### Requisiti del compito
1 > Nell'articolo sulla siccità nell'Ennese, quali sono i Comuni i cui sindaci hanno occupato la sede della protezione civile? Indicali tutti.
2 > Prosegui l'articolo sulla siccità nell'Ennese partendo dopo l'ultima frase riportata.

Il dramma della siccità nell’Ennese: i sindaci occupano la sede della protezione civile

Una protesta, forse tardiva considerati gli allarmi degli esperti che risalgono a prima dell’estate. Ma necessaria: alcuni territori dell’isola stanno infatti morendo di sete. In senso quasi letterale.

Agrigento, Caltanissetta ed Enna soprattutto ma, in generale, tutto la Sicilia centrale sta pagando la siccità, in termini economici, di salute e sociali. In alcune zone l’acqua viene erogata addirittura ogni sette giorni, rendendo impossibile la vita, il lavoro, i progetti per un futuro che sembra sempre più nero.

Da qui l’eclatante protesta di stamani con l’occupazione della sede della protezione civile da parte dei sindaci di Troina, Cerami, Gagliano e Nicosia, tutti Comuni dell’Ennese. Con loro il deputato del Pd Fabio Venezia.

Hanno le catene ai polsi e chiedendo interventi immediati per i comuni che rischiano di restare senz’acqua per via dell’Ancipa praticamente a secco.

Tra pochi giorni l’invaso resterà senza acqua lasciando all’asciutto territori completamente dipendenti dall’acqua del lago artificiale. Ed è per questo che è scattata la protesta dei primi cittadini secondo cui Siciliacque dirotterebbe l’oro blu per altri usi, compresi quelli agricoli.

La cabina di regia aveva deliberato che a partire dallo scorso 15 novembre la poca acqua rimasta all’Ancipa doveva andare solo ai comuni della zona nord della provincia di Enna che non avevano fonti alternative».

### Dati forniti
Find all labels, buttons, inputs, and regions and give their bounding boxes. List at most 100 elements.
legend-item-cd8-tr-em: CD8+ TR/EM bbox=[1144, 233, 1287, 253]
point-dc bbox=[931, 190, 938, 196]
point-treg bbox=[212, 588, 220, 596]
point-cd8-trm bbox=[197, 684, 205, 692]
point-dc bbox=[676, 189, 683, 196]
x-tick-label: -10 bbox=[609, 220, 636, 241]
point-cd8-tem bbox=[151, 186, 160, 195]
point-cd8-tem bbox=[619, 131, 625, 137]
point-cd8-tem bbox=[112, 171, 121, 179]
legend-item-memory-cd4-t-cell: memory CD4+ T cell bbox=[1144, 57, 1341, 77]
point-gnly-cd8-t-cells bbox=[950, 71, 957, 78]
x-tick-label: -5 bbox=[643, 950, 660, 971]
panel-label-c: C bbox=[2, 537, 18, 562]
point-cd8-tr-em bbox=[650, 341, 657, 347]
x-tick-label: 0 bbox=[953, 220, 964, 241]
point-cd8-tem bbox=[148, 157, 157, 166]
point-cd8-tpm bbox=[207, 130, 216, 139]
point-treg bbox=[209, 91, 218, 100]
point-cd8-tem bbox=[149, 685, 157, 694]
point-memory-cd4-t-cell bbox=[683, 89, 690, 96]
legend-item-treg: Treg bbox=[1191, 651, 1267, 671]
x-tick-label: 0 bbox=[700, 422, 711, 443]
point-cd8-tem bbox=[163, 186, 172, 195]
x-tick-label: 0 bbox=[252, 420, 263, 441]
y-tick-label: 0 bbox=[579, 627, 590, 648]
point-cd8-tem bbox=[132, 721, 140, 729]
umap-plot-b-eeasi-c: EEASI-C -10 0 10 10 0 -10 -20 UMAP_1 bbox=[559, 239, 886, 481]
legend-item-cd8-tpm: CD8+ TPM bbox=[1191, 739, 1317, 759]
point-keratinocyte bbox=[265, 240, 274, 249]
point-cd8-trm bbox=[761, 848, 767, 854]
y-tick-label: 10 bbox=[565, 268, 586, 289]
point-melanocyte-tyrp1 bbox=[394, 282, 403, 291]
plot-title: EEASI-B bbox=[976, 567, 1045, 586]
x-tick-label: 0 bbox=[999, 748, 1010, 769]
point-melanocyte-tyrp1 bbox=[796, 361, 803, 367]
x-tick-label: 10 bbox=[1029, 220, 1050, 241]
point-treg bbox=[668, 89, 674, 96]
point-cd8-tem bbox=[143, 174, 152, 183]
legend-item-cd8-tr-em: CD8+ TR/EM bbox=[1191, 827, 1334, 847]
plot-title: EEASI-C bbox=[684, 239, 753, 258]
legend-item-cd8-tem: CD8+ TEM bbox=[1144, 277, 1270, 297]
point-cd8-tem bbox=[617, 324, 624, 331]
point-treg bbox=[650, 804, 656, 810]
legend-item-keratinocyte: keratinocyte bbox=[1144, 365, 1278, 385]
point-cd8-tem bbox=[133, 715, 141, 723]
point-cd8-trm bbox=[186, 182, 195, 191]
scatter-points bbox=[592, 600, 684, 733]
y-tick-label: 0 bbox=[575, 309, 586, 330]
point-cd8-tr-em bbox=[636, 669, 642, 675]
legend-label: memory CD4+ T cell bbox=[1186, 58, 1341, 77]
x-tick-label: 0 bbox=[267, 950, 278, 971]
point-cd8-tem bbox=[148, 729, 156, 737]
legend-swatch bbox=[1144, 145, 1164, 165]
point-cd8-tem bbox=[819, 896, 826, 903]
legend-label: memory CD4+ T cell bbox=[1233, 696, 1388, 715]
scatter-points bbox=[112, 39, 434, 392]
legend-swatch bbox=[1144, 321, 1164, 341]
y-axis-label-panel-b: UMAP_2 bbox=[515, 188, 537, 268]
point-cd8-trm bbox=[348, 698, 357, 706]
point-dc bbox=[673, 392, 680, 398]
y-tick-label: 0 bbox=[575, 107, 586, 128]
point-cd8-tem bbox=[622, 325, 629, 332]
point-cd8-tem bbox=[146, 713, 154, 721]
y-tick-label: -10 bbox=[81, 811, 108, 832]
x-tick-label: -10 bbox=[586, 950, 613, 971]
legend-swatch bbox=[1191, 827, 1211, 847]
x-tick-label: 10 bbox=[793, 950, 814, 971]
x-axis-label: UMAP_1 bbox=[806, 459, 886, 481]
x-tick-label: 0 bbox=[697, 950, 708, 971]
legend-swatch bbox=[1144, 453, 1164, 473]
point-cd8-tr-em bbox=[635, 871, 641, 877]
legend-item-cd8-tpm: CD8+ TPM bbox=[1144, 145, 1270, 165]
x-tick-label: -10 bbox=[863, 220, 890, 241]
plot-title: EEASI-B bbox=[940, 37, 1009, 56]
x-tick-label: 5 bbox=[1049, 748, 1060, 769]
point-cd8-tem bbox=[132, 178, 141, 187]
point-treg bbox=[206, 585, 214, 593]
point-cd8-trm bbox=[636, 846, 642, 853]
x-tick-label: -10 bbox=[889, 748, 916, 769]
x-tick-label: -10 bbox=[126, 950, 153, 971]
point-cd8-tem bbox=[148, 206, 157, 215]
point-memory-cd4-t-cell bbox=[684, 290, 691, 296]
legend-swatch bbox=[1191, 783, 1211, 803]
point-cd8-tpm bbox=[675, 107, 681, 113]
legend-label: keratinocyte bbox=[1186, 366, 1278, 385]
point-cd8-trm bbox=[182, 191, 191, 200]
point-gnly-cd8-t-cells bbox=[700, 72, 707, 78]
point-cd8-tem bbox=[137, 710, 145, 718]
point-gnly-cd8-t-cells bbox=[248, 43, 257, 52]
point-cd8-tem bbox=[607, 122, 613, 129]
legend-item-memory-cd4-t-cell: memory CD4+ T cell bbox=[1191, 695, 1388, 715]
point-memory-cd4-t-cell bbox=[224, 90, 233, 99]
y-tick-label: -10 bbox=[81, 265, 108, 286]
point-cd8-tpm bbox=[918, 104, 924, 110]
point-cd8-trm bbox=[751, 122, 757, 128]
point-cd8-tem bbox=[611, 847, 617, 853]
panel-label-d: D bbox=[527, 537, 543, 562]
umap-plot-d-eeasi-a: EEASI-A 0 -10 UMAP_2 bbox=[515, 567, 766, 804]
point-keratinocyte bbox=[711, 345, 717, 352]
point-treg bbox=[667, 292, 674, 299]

### Risposte
1 > Troina, Cerami, Gagliano e Nicosia.

2 >
Il capo della protezione civile Salvo Cocina ha definito «scenografica» l’iniziativa ma i primi cittadini vanno avanti.

Secondo i sindaci, che hanno chiesto la convocazione immediata della Cabina di regia, nei loro comuni arriverà acqua per un’altra settimana, mentre dei 120mila metri cubi usciti dall’invaso solo 20- 25 mila sono arrivati nelle case dei cittadini. E si dicono pronti ad occupare, insieme ai cittadini, il potabilizzatore dell’Ancipa.

Una protesta comprensibile, dunque, soprattutto per chi amministra territorio da mesi a secco e attende soluzioni che, però, tardano ad arrivare.

Ma resta la questione siccità e il fatto che sull’isola, soprattutto al centro, la desertificazione sembra avanzare senza sosta. L’azione eclatante dei primi cittadini riuscirà, forse, a posticipare il dramma della mancanza di acqua che, se non si corre ai ripari presto, sarà la nuova – triste – normalità. A quel punto, qualsiasi forma di protesta sarebbe inutile.